**TRAVAIL À FAIRE**
#1 Traduisez en anglais cette phrase de l'entretien avec Pascal Couchepin : « Je crois que les Suisses sont finalement des Européens. »
#2 D'après l'entretien avec Pascal Couchepin, en quelle année la votation populaire sur l'adhésion à l'espace économique européen a-t-elle été négative ?
#3 Poursuivez l'entretien avec Pascal Couchepin à partir de sa dernière phrase.

**PASSAGE FOURNI**

______________________________

Quel regard ont les Suisses sur leur pays? Quelle est l’importance de la neutralité et de la démocratie directe? Comment pouvons-nous assurer une cohésion sociale durable? Un entretien avec l’ancien conseiller fédéral M. Pascal Couchepin.

Monsieur Couchepin, vous avez vécu la guerre froide, les années 90, les premières décennies de ce siècle. À votre avis, comment s’est développée l’image de la Suisse dans l’esprit des Suisses?

Pascal Couchepin: Je crois que les Suisses sont finalement des Européens. Le plus souvent, l’image des Suisses évolue avec l’image que se font les Européens de leur continent. Avant la chute du mur de Berlin, les Suisses se considéraient comme des gens qui étaient à l’avant-garde de l’anticommunisme. Et même si la neutralité était un fait acquis, ils se sentaient très solidaires des Européens. À la chute du mur de Berlin, comme tout le monde, on a pensé qu’on allait vers une ère de paix universelle, que la guerre ne serait plus pensable, en tous les cas en Europe. Et les Suisses se sont dit, il faut se rapprocher de nos frères européens, même si la votation populaire sur l’adhésion à l’espace économique européen a été négative en 1992. Finalement, la voie bilatérale a été acceptée. Puis on est redevenu plus prudent à l’égard de l’Union européenne, qui avait ses difficultés. Et l’image de la Suisse par elle-même est devenue moins facile à définir. Bien qu’il reste ce qui fait toujours l’image de la Suisse pour les Suisses: un pays paisible qui évite la guerre, mais qui a une défense nationale et qui entretient les meilleurs rapports avec tout le monde, sans intervenir dans les conflits. Tout en respectant – c’était une chose nouvelle – les décisions de l’ONU ou de l’Union européenne lorsque les sanctions entraient pour la protection des droits de l’homme. Du point de vue économique c’était aussi une période assez brillante, qui non pas se termine, mais peut paraître aujourd’hui plus ambiguë parce que l’avenir est plus difficile, du fait de la crise de l’énergie, du conflit entre la Russie et l’Ukraine et des problèmes de l’environnement.

______________________________

**DONNÉES FOURNIES**
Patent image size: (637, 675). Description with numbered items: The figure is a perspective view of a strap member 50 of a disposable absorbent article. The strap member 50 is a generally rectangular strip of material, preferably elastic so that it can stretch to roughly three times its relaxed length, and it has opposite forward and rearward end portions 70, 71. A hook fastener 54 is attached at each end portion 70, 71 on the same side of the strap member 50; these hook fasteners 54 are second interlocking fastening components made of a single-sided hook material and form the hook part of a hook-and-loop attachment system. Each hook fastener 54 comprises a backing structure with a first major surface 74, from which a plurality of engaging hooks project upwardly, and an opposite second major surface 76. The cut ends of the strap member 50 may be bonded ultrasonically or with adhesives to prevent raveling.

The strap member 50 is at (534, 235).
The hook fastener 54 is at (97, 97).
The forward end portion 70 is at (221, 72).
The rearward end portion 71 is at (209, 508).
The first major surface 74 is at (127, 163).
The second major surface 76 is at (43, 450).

______________________________

**RÉSULTATS PAR TÂCHE**
#1 I believe that the Swiss are, in the end, Europeans.

#2 En 1992.

#3
Prenons un sujet d’actualité: la neutralité. On dit qu’elle fait partie de l’ADN suisse. On n’en a pas trop parlé dans les dernières années, maintenant tout le monde en parle. Quelle est votre approche ici?

Depuis que la neutralité suisse a été mise en œuvre, elle nous a servi. De plus, la neutralité a aussi permis d’édifier une certaine vision de la Suisse par elle-même et d’éviter que les conflits extérieurs se retrouvent en miroir dans la société suisse. La neutralité nous permet de rester ouverts aux besoins de nos amis de l’extérieur, lorsque l’on doit intervenir pour les bons offices ou d’autres circonstances. Bref, la Suisse est neutre, cela lui a servi, elle continue à l’être. Je crois qu’il faut s’arrêter là et ne pas chercher à le définir avec une précision extrême parce que la neutralité ce n’est pas un but, c’est un moyen de la politique étrangère.

Un autre point de l’ADN suisse est la démocratie directe. Comment voyez-vous l’état de la démocratie directe actuellement?

S’il y a un marqueur des liens de la société suisse actuelle, c’est bien la démocratie directe. J’ai pensé à ça lorsque j’ai pris connaissance du résultat de la votation sur l’AVS, qui était acquis à une très faible majorité. Or, le lendemain de la votation, les disputes se sont tues, sauf exceptionnellement un petit groupe de protestataires à Berne. À part ce très petit groupe, ceux qui ont perdu ont dit: «Bon, on a perdu et maintenant il faut travailler ensemble pour la prochaine étape.» Et ça, c’est le fondement de la démocratie. Cela signifie que dans le système de démocratie directe que l’on défend, l’adversaire n’est pas quelqu’un d’indigne, c’est simplement quelqu’un qui a une autre opinion. En démocratie directe, on peut avoir des opinions différentes, mais on doit admettre que l’opinion de l’autre, de celui qui n’est pas de notre avis, est légitime. On la combat parce qu’on la pense moins bonne, mais s’il a gagné, on l’accepte et l’on reprend le combat sur autre chose. Mais sans nier la légitimité de la décision qui a été prise, fût-ce à une toute petite majorité.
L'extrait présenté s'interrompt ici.